Work to complete.
Locate the word "relative" in the entries below, then gather every line that holds it.

--*--

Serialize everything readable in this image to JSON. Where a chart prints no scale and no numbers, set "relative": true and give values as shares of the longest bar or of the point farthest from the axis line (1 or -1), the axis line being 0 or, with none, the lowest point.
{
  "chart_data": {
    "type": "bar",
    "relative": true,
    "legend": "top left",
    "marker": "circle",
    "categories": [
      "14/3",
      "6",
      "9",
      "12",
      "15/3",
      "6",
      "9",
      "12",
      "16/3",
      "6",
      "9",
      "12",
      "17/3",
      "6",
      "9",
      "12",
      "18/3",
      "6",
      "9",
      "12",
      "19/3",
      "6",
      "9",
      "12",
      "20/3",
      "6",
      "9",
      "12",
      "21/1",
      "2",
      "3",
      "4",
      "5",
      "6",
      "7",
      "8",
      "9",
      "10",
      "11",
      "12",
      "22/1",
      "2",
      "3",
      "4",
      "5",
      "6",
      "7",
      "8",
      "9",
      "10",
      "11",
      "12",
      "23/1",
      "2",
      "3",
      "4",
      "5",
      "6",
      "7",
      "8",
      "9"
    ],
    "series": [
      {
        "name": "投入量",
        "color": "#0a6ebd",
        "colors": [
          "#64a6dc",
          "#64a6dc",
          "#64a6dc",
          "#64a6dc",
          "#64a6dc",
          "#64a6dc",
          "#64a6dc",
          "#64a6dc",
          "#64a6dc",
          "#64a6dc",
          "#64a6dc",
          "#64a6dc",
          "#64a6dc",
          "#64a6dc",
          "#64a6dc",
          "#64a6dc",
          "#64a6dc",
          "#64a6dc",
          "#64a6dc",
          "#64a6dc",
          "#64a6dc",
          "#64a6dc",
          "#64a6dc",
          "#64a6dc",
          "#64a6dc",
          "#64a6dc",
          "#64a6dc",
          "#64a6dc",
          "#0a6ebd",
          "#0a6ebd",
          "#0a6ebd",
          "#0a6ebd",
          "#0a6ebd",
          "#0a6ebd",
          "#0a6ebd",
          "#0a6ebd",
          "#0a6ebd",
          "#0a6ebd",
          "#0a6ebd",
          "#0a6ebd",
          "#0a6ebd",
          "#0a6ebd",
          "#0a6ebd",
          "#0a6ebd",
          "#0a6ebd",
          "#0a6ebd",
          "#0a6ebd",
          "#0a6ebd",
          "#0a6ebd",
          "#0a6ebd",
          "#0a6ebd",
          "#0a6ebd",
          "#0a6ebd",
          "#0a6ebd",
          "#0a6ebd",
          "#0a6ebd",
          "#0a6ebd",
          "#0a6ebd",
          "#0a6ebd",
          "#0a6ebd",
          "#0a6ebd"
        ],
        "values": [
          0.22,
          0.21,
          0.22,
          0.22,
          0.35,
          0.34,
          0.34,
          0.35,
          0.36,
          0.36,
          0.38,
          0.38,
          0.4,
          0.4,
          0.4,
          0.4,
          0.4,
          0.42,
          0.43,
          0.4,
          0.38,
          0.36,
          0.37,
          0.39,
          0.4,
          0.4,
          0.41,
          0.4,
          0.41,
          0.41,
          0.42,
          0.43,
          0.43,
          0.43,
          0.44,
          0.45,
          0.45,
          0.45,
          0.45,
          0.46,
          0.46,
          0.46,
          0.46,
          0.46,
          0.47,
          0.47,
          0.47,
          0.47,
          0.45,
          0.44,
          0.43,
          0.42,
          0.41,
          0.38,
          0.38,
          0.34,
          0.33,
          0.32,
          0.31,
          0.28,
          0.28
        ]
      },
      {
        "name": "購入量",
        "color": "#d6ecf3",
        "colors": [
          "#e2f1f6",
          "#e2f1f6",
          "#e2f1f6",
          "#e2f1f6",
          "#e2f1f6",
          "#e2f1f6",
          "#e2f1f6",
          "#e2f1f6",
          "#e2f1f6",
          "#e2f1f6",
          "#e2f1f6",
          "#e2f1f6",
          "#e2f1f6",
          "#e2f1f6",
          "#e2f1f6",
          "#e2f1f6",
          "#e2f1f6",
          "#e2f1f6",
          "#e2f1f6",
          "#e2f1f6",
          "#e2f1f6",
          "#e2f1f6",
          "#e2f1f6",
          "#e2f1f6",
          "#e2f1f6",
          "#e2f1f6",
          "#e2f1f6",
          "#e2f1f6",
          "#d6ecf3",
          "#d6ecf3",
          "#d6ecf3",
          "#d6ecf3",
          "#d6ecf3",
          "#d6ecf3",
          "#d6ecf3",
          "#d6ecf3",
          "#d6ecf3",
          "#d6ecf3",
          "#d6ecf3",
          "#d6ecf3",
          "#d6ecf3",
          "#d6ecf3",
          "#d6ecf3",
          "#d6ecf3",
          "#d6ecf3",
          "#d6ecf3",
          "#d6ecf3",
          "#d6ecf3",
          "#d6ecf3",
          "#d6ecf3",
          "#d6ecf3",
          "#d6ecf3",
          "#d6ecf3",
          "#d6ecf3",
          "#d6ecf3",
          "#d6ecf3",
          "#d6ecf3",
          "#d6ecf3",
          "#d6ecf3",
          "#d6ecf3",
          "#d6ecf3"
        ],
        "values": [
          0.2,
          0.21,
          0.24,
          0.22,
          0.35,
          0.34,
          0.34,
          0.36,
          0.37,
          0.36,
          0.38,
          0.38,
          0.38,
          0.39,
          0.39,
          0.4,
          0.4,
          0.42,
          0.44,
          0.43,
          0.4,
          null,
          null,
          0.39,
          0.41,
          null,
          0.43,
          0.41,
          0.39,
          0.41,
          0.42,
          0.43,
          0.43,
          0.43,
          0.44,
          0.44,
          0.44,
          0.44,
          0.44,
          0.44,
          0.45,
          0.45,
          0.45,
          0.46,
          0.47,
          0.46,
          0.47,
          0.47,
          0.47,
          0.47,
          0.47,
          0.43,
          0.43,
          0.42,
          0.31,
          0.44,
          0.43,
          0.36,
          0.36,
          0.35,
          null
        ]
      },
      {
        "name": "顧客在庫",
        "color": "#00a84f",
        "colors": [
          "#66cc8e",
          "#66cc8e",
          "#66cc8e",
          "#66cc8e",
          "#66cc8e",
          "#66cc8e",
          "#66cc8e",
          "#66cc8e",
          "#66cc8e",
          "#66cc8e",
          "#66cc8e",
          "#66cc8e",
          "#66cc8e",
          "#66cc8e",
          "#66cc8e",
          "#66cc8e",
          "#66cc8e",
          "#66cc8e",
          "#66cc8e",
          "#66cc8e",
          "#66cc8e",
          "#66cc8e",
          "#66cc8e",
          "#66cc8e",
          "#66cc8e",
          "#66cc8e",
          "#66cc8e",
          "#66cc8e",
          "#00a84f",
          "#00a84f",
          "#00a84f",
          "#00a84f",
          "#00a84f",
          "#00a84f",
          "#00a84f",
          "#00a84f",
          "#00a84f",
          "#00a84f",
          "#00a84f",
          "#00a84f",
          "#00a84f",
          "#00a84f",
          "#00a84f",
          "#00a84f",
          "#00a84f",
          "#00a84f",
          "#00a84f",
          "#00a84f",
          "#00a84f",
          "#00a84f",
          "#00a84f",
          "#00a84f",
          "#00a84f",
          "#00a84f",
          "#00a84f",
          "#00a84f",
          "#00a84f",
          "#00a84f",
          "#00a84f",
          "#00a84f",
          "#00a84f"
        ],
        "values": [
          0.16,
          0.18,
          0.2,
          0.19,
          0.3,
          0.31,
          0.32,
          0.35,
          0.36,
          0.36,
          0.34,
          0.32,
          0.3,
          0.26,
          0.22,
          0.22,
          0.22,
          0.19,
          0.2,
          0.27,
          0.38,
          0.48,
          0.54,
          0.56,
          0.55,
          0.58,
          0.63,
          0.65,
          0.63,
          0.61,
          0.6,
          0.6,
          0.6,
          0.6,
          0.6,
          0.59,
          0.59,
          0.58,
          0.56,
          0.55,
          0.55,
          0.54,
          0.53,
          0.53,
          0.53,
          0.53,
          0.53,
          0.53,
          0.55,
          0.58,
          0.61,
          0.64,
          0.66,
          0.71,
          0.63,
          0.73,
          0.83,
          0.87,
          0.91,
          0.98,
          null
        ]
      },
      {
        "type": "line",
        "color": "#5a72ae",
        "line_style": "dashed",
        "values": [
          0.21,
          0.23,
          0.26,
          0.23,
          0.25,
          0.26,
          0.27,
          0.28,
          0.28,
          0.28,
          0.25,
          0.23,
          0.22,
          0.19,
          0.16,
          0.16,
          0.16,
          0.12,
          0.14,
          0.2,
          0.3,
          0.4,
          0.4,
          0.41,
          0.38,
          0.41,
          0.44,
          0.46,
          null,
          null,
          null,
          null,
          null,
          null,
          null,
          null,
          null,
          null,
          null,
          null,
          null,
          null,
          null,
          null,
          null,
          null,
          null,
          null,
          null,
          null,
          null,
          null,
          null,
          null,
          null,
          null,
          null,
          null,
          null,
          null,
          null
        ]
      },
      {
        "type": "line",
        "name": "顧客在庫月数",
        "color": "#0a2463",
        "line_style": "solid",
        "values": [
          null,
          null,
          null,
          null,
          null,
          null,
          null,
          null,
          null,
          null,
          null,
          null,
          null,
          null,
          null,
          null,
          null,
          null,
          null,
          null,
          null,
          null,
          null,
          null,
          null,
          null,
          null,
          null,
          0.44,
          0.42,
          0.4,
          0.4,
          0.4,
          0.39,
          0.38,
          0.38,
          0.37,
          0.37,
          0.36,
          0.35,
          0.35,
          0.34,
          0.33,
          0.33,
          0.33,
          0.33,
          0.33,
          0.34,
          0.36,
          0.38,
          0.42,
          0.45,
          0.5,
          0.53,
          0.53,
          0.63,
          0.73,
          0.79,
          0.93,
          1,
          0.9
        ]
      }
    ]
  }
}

--*--

Result for this exercise.
Serialize everything readable in this image to JSON. Where a chart prints no scale and no numbers, set "relative": true and give values as shares of the longest bar or of the point farthest from the axis line (1 or -1), the axis line being 0 or, with none, the lowest point.
    "relative": true,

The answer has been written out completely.